_GIVEN TASK_
Your task is to output the listing word for word, with pictures excluded.

_Figure record listings_
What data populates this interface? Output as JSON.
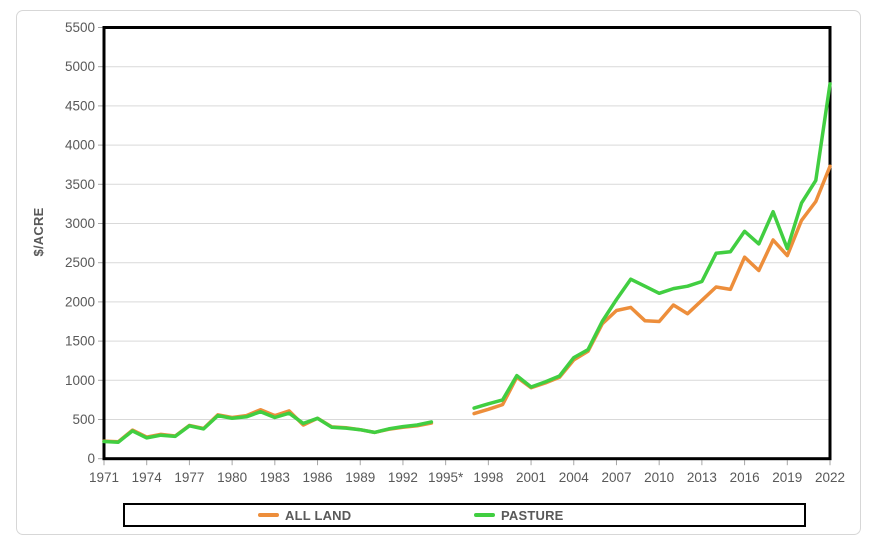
{
  "chart_data": {
    "type": "line",
    "title": "",
    "ylabel": "$/ACRE",
    "ylim": [
      0,
      5500
    ],
    "ytick_step": 500,
    "ytick_labels": [
      "0",
      "500",
      "1000",
      "1500",
      "2000",
      "2500",
      "3000",
      "3500",
      "4000",
      "4500",
      "5000",
      "5500"
    ],
    "xtick_labels": [
      "1971",
      "1974",
      "1977",
      "1980",
      "1983",
      "1986",
      "1989",
      "1992",
      "1995*",
      "1998",
      "2001",
      "2004",
      "2007",
      "2010",
      "2013",
      "2016",
      "2019",
      "2022"
    ],
    "x_range": [
      1971,
      2022
    ],
    "grid": "horizontal",
    "legend_position": "bottom",
    "x": [
      1971,
      1972,
      1973,
      1974,
      1975,
      1976,
      1977,
      1978,
      1979,
      1980,
      1981,
      1982,
      1983,
      1984,
      1985,
      1986,
      1987,
      1988,
      1989,
      1990,
      1991,
      1992,
      1993,
      1994,
      1995,
      1996,
      1997,
      1998,
      1999,
      2000,
      2001,
      2002,
      2003,
      2004,
      2005,
      2006,
      2007,
      2008,
      2009,
      2010,
      2011,
      2012,
      2013,
      2014,
      2015,
      2016,
      2017,
      2018,
      2019,
      2020,
      2021,
      2022
    ],
    "series": [
      {
        "name": "ALL LAND",
        "color": "#ED8E3B",
        "values": [
          225,
          215,
          365,
          275,
          310,
          290,
          425,
          385,
          560,
          525,
          550,
          625,
          550,
          610,
          430,
          515,
          405,
          395,
          370,
          335,
          375,
          400,
          420,
          455,
          null,
          null,
          575,
          630,
          690,
          1040,
          905,
          965,
          1040,
          1260,
          1370,
          1720,
          1890,
          1930,
          1760,
          1750,
          1960,
          1850,
          2020,
          2190,
          2160,
          2570,
          2400,
          2790,
          2590,
          3040,
          3280,
          3730
        ]
      },
      {
        "name": "PASTURE",
        "color": "#41CE41",
        "values": [
          220,
          210,
          355,
          265,
          300,
          285,
          420,
          380,
          550,
          515,
          535,
          600,
          525,
          580,
          450,
          515,
          400,
          390,
          370,
          335,
          380,
          410,
          430,
          470,
          null,
          null,
          645,
          700,
          750,
          1060,
          915,
          980,
          1055,
          1290,
          1390,
          1750,
          2030,
          2290,
          2200,
          2110,
          2170,
          2200,
          2260,
          2620,
          2640,
          2900,
          2740,
          3150,
          2680,
          3260,
          3550,
          4780
        ]
      }
    ],
    "colors": {
      "grid": "#D9D9D9",
      "tick": "#A6A6A6",
      "axis_border": "#000000",
      "text": "#595959"
    }
  },
  "legend": {
    "all_land_label": "ALL LAND",
    "pasture_label": "PASTURE"
  },
  "axis_title": "$/ACRE"
}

_RESULT OF THE EXERCISE_
What data populates this interface? Output as JSON.
{
  "chart_data": {
    "type": "line",
    "title": "",
    "ylabel": "$/ACRE",
    "ylim": [
      0,
      5500
    ],
    "ytick_step": 500,
    "ytick_labels": [
      "0",
      "500",
      "1000",
      "1500",
      "2000",
      "2500",
      "3000",
      "3500",
      "4000",
      "4500",
      "5000",
      "5500"
    ],
    "xtick_labels": [
      "1971",
      "1974",
      "1977",
      "1980",
      "1983",
      "1986",
      "1989",
      "1992",
      "1995*",
      "1998",
      "2001",
      "2004",
      "2007",
      "2010",
      "2013",
      "2016",
      "2019",
      "2022"
    ],
    "x_range": [
      1971,
      2022
    ],
    "grid": "horizontal",
    "legend_position": "bottom",
    "x": [
      1971,
      1972,
      1973,
      1974,
      1975,
      1976,
      1977,
      1978,
      1979,
      1980,
      1981,
      1982,
      1983,
      1984,
      1985,
      1986,
      1987,
      1988,
      1989,
      1990,
      1991,
      1992,
      1993,
      1994,
      1995,
      1996,
      1997,
      1998,
      1999,
      2000,
      2001,
      2002,
      2003,
      2004,
      2005,
      2006,
      2007,
      2008,
      2009,
      2010,
      2011,
      2012,
      2013,
      2014,
      2015,
      2016,
      2017,
      2018,
      2019,
      2020,
      2021,
      2022
    ],
    "series": [
      {
        "name": "ALL LAND",
        "color": "#ED8E3B",
        "values": [
          225,
          215,
          365,
          275,
          310,
          290,
          425,
          385,
          560,
          525,
          550,
          625,
          550,
          610,
          430,
          515,
          405,
          395,
          370,
          335,
          375,
          400,
          420,
          455,
          null,
          null,
          575,
          630,
          690,
          1040,
          905,
          965,
          1040,
          1260,
          1370,
          1720,
          1890,
          1930,
          1760,
          1750,
          1960,
          1850,
          2020,
          2190,
          2160,
          2570,
          2400,
          2790,
          2590,
          3040,
          3280,
          3730
        ]
      },
      {
        "name": "PASTURE",
        "color": "#41CE41",
        "values": [
          220,
          210,
          355,
          265,
          300,
          285,
          420,
          380,
          550,
          515,
          535,
          600,
          525,
          580,
          450,
          515,
          400,
          390,
          370,
          335,
          380,
          410,
          430,
          470,
          null,
          null,
          645,
          700,
          750,
          1060,
          915,
          980,
          1055,
          1290,
          1390,
          1750,
          2030,
          2290,
          2200,
          2110,
          2170,
          2200,
          2260,
          2620,
          2640,
          2900,
          2740,
          3150,
          2680,
          3260,
          3550,
          4780
        ]
      }
    ],
    "colors": {
      "grid": "#D9D9D9",
      "tick": "#A6A6A6",
      "axis_border": "#000000",
      "text": "#595959"
    }
  },
  "legend": {
    "all_land_label": "ALL LAND",
    "pasture_label": "PASTURE"
  },
  "axis_title": "$/ACRE"
}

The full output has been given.